━━━━━ Data for this task ━━━━━

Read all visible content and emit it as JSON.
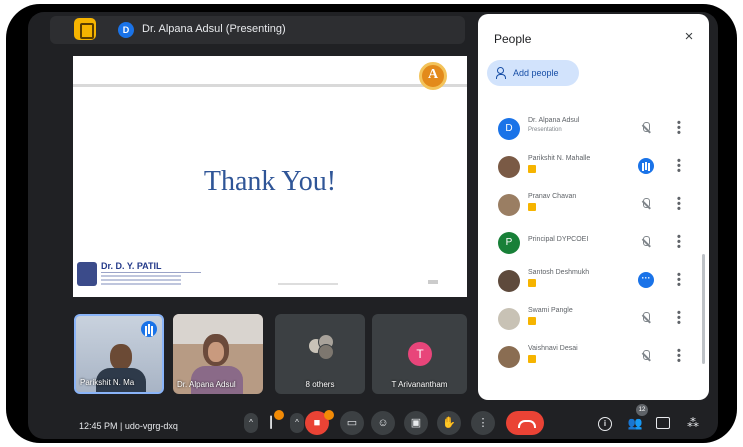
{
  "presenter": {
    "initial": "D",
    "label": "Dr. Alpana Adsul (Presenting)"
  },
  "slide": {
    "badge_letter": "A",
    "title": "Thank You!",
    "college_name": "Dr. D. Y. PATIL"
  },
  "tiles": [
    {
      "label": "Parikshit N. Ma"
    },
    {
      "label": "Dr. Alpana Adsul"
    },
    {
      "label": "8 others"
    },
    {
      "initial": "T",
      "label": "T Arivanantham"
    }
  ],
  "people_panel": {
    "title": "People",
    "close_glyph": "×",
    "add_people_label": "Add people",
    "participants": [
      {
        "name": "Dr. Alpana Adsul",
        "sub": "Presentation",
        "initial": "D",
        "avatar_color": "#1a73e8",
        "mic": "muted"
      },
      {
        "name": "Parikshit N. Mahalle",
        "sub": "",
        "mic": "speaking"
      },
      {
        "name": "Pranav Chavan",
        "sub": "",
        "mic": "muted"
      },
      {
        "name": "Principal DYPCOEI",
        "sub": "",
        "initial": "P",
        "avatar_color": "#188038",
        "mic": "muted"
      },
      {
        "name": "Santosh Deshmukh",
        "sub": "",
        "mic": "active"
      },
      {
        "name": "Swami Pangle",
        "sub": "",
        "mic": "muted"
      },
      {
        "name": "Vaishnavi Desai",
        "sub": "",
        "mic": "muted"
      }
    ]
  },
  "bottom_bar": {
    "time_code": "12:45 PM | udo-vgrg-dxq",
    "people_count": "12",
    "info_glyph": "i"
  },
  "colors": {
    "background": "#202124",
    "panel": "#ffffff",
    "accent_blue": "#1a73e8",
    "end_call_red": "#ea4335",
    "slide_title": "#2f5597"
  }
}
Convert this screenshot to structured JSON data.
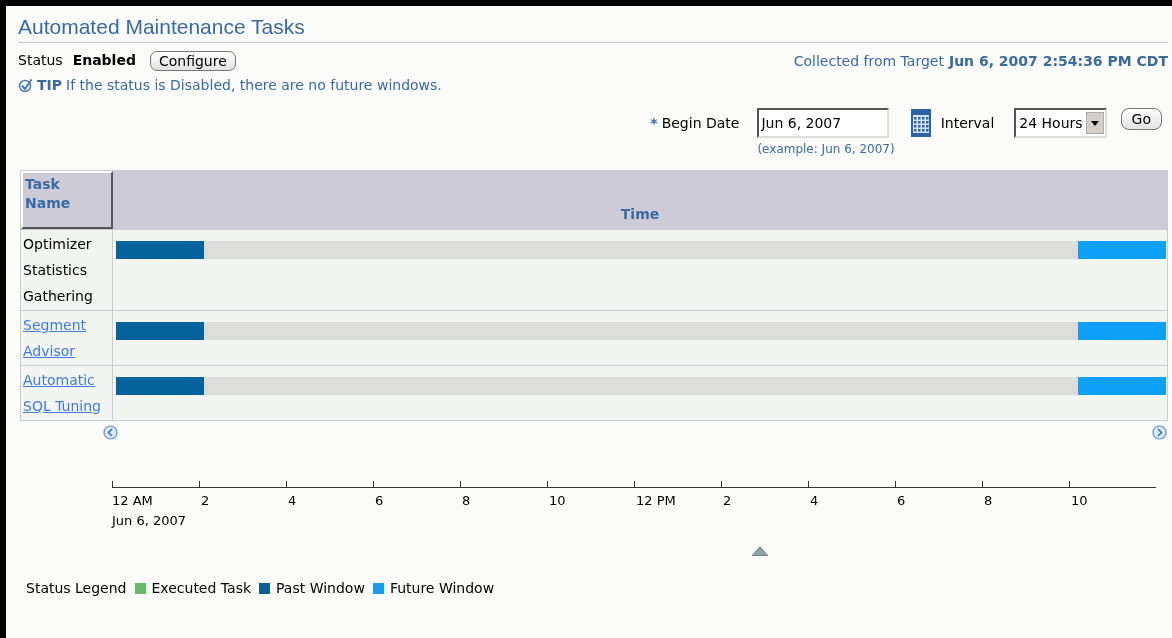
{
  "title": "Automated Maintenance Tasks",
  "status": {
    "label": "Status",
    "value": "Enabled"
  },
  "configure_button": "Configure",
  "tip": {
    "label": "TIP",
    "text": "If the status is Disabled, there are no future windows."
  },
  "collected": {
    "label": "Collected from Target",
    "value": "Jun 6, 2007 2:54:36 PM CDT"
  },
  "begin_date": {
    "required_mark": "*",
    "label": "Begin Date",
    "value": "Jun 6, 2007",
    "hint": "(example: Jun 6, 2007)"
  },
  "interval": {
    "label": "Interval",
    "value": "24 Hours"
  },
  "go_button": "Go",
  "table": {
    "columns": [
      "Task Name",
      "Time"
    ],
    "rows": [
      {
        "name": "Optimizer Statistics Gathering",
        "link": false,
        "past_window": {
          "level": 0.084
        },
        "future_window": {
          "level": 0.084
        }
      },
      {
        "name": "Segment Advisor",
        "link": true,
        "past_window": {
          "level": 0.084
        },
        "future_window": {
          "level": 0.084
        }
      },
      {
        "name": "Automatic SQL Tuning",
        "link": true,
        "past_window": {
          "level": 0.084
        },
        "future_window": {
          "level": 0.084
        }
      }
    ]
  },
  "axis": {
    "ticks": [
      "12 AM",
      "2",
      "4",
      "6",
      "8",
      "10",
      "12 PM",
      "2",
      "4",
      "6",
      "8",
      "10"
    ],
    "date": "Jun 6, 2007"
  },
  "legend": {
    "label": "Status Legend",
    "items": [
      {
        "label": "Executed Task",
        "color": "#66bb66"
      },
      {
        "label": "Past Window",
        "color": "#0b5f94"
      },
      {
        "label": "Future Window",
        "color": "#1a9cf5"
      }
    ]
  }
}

━━━━━

## Work instructions
Restate the full listing verbatim and drop every picture.

## Solution to this task
Read all visible content and emit it as JSON.
{
  "presenter": {
    "initial": "D",
    "label": "Dr. Alpana Adsul (Presenting)"
  },
  "slide": {
    "badge_letter": "A",
    "title": "Thank You!",
    "college_name": "Dr. D. Y. PATIL"
  },
  "tiles": [
    {
      "label": "Parikshit N. Ma"
    },
    {
      "label": "Dr. Alpana Adsul"
    },
    {
      "label": "8 others"
    },
    {
      "initial": "T",
      "label": "T Arivanantham"
    }
  ],
  "people_panel": {
    "title": "People",
    "close_glyph": "×",
    "add_people_label": "Add people",
    "participants": [
      {
        "name": "Dr. Alpana Adsul",
        "sub": "Presentation",
        "initial": "D",
        "avatar_color": "#1a73e8",
        "mic": "muted"
      },
      {
        "name": "Parikshit N. Mahalle",
        "sub": "",
        "mic": "speaking"
      },
      {
        "name": "Pranav Chavan",
        "sub": "",
        "mic": "muted"
      },
      {
        "name": "Principal DYPCOEI",
        "sub": "",
        "initial": "P",
        "avatar_color": "#188038",
        "mic": "muted"
      },
      {
        "name": "Santosh Deshmukh",
        "sub": "",
        "mic": "active"
      },
      {
        "name": "Swami Pangle",
        "sub": "",
        "mic": "muted"
      },
      {
        "name": "Vaishnavi Desai",
        "sub": "",
        "mic": "muted"
      }
    ]
  },
  "bottom_bar": {
    "time_code": "12:45 PM | udo-vgrg-dxq",
    "people_count": "12",
    "info_glyph": "i"
  },
  "colors": {
    "background": "#202124",
    "panel": "#ffffff",
    "accent_blue": "#1a73e8",
    "end_call_red": "#ea4335",
    "slide_title": "#2f5597"
  }
}
Convert this screenshot to structured JSON data.
{
  "title": "Automated Maintenance Tasks",
  "status": {
    "label": "Status",
    "value": "Enabled"
  },
  "configure_button": "Configure",
  "tip": {
    "label": "TIP",
    "text": "If the status is Disabled, there are no future windows."
  },
  "collected": {
    "label": "Collected from Target",
    "value": "Jun 6, 2007 2:54:36 PM CDT"
  },
  "begin_date": {
    "required_mark": "*",
    "label": "Begin Date",
    "value": "Jun 6, 2007",
    "hint": "(example: Jun 6, 2007)"
  },
  "interval": {
    "label": "Interval",
    "value": "24 Hours"
  },
  "go_button": "Go",
  "table": {
    "columns": [
      "Task Name",
      "Time"
    ],
    "rows": [
      {
        "name": "Optimizer Statistics Gathering",
        "link": false,
        "past_window": {
          "level": 0.084
        },
        "future_window": {
          "level": 0.084
        }
      },
      {
        "name": "Segment Advisor",
        "link": true,
        "past_window": {
          "level": 0.084
        },
        "future_window": {
          "level": 0.084
        }
      },
      {
        "name": "Automatic SQL Tuning",
        "link": true,
        "past_window": {
          "level": 0.084
        },
        "future_window": {
          "level": 0.084
        }
      }
    ]
  },
  "axis": {
    "ticks": [
      "12 AM",
      "2",
      "4",
      "6",
      "8",
      "10",
      "12 PM",
      "2",
      "4",
      "6",
      "8",
      "10"
    ],
    "date": "Jun 6, 2007"
  },
  "legend": {
    "label": "Status Legend",
    "items": [
      {
        "label": "Executed Task",
        "color": "#66bb66"
      },
      {
        "label": "Past Window",
        "color": "#0b5f94"
      },
      {
        "label": "Future Window",
        "color": "#1a9cf5"
      }
    ]
  }
}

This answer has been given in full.